▶ Objective:
Go over the entries below line by line, copying each one that contains the word "文明和充满活力的历史巨变".

▶ Working data:
* Start *

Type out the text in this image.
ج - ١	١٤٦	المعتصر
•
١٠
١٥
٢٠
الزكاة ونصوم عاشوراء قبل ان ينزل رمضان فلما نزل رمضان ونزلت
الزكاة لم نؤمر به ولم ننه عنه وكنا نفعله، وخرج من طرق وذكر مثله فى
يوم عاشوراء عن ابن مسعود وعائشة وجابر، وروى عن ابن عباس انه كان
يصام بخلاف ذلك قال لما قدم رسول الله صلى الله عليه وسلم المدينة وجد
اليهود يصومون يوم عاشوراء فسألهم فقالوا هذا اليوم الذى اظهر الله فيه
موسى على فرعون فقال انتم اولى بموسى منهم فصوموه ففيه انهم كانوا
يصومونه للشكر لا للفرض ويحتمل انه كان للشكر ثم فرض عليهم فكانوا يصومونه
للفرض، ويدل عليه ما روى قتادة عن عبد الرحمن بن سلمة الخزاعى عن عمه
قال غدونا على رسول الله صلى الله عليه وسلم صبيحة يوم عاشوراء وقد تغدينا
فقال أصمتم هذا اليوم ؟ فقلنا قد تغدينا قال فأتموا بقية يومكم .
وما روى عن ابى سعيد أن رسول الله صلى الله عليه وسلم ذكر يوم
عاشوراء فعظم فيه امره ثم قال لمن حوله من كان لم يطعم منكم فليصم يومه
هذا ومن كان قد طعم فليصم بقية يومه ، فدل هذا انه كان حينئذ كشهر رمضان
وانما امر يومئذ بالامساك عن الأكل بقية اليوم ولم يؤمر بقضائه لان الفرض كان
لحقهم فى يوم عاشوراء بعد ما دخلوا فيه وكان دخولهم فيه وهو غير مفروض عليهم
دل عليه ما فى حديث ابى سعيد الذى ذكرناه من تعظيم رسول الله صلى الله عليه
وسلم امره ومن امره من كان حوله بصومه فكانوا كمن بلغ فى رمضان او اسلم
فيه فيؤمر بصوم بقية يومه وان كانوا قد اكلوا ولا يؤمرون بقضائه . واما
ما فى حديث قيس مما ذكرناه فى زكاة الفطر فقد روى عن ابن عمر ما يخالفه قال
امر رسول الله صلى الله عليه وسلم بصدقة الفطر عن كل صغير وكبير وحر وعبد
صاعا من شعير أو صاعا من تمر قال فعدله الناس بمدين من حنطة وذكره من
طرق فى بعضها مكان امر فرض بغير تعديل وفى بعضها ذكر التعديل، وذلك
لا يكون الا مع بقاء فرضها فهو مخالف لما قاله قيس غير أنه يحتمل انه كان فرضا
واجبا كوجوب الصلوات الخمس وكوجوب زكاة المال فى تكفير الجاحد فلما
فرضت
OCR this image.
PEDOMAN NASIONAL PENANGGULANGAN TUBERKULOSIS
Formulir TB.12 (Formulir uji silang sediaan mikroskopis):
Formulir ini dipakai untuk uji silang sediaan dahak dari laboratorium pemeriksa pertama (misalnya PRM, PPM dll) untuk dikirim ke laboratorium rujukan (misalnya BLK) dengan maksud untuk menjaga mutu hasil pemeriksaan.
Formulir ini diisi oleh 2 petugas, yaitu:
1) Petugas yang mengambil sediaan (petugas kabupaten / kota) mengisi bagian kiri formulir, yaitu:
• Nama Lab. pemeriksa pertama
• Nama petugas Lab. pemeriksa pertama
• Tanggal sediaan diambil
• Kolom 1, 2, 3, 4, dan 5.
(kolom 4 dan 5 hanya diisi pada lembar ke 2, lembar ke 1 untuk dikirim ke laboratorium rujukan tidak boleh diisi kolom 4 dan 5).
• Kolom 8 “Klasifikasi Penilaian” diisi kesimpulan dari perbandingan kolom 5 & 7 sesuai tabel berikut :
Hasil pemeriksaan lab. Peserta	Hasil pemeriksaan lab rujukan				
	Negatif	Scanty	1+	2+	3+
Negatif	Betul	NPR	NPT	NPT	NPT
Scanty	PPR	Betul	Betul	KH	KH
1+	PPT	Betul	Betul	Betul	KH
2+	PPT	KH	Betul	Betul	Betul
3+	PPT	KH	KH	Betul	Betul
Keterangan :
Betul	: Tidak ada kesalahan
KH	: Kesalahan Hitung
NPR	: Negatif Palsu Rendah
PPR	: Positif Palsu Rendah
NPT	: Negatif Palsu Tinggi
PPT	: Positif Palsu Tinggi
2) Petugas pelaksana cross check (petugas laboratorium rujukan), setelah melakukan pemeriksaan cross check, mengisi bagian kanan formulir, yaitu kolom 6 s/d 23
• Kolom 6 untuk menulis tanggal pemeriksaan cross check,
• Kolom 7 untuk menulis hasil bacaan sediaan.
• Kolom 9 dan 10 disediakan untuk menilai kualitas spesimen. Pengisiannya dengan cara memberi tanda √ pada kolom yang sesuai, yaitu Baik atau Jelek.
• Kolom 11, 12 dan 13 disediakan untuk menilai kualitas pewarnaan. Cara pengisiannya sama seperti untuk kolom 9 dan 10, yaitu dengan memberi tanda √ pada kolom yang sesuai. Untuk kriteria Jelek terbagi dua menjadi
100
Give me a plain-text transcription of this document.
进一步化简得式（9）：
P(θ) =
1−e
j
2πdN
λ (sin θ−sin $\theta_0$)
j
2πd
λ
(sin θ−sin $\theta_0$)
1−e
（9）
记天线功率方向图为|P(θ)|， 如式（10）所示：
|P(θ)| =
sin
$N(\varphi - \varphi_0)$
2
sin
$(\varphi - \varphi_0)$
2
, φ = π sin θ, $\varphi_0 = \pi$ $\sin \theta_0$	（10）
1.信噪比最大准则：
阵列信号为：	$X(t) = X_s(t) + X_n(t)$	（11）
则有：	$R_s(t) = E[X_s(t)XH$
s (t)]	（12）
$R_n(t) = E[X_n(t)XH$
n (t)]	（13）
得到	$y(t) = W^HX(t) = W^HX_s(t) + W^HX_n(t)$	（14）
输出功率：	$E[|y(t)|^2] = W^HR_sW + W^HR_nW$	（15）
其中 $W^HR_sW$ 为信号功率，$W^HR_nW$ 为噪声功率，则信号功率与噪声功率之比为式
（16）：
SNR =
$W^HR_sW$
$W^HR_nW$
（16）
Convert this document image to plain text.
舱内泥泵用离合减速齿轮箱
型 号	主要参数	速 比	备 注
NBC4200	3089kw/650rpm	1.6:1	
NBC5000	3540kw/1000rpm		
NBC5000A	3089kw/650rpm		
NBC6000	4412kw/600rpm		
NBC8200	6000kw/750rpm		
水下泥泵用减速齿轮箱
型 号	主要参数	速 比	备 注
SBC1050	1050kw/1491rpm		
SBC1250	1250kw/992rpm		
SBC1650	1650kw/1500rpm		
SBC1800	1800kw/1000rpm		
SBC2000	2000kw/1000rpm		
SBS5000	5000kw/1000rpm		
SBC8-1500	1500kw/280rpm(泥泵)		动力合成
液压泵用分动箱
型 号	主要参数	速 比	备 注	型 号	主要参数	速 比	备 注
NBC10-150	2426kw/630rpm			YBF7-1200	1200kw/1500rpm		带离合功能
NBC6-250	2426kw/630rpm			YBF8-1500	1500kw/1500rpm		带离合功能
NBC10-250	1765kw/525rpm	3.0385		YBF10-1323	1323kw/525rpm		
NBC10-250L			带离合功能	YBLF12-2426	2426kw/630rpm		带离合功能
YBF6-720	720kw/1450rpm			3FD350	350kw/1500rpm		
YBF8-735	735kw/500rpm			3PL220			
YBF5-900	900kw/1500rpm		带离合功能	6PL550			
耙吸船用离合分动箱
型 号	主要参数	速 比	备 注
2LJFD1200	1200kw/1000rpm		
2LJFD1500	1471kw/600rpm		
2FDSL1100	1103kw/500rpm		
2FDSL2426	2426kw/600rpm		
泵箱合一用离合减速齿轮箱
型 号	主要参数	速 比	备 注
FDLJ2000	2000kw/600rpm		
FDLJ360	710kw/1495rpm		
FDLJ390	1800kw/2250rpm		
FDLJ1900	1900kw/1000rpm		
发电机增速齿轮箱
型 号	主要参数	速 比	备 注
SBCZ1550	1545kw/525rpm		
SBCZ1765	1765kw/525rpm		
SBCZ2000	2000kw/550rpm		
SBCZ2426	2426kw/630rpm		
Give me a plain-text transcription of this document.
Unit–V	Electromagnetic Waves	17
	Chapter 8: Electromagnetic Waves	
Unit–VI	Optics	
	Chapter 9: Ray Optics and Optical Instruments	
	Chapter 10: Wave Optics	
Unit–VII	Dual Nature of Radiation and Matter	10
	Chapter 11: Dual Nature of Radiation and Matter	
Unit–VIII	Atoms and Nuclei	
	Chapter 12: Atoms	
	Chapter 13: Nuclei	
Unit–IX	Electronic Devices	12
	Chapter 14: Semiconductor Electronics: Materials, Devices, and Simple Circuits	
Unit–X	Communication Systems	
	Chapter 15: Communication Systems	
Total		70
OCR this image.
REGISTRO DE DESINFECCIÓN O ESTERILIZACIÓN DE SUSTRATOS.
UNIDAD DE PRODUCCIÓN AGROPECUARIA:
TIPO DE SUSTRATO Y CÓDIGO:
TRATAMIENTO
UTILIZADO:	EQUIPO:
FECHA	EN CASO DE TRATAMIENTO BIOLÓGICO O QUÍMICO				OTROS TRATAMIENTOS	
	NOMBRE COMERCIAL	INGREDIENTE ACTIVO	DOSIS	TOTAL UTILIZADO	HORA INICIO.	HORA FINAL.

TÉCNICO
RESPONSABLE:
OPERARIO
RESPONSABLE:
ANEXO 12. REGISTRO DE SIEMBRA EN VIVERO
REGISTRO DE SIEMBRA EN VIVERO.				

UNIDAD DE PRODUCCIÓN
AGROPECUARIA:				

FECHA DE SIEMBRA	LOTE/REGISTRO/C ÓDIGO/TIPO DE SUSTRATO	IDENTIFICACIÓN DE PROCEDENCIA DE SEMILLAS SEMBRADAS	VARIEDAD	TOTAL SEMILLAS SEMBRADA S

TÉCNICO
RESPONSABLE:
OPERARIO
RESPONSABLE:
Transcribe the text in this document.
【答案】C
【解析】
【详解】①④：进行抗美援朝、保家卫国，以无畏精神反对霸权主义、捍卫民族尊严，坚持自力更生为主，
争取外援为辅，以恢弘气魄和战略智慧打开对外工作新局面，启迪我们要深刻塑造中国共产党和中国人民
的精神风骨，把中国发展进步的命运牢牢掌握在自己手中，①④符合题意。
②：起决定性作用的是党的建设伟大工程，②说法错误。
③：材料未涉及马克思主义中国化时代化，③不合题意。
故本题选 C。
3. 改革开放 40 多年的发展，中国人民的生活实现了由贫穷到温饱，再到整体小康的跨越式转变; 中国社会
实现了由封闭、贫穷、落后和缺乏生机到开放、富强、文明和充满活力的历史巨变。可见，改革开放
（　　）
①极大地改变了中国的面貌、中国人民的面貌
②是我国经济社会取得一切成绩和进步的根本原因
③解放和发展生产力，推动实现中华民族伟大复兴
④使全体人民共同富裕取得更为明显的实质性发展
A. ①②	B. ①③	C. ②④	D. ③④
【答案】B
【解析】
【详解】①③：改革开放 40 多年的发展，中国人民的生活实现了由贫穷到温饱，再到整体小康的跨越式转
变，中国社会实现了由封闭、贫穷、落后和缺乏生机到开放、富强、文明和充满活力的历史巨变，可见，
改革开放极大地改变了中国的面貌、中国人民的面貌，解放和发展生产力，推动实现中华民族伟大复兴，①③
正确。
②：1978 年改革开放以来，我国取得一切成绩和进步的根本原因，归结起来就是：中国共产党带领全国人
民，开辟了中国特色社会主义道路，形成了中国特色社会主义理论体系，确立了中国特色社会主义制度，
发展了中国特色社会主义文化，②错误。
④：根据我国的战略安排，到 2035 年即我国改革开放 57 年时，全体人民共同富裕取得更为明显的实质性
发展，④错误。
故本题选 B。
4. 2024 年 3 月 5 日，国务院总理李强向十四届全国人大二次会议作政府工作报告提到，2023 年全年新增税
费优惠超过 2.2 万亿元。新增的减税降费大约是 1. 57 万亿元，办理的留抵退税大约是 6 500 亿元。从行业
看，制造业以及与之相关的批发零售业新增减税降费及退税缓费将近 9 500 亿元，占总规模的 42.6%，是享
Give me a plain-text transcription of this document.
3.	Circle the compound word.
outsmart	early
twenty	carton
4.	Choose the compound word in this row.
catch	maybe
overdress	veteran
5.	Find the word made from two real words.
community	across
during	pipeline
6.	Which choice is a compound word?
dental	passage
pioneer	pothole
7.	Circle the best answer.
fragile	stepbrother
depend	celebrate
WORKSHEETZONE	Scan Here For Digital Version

* End *

▶ Response:
实现了由封闭、贫穷、落后和缺乏生机到开放、富强、文明和充满活力的历史巨变。可见，改革开放
变，中国社会实现了由封闭、贫穷、落后和缺乏生机到开放、富强、文明和充满活力的历史巨变，可见，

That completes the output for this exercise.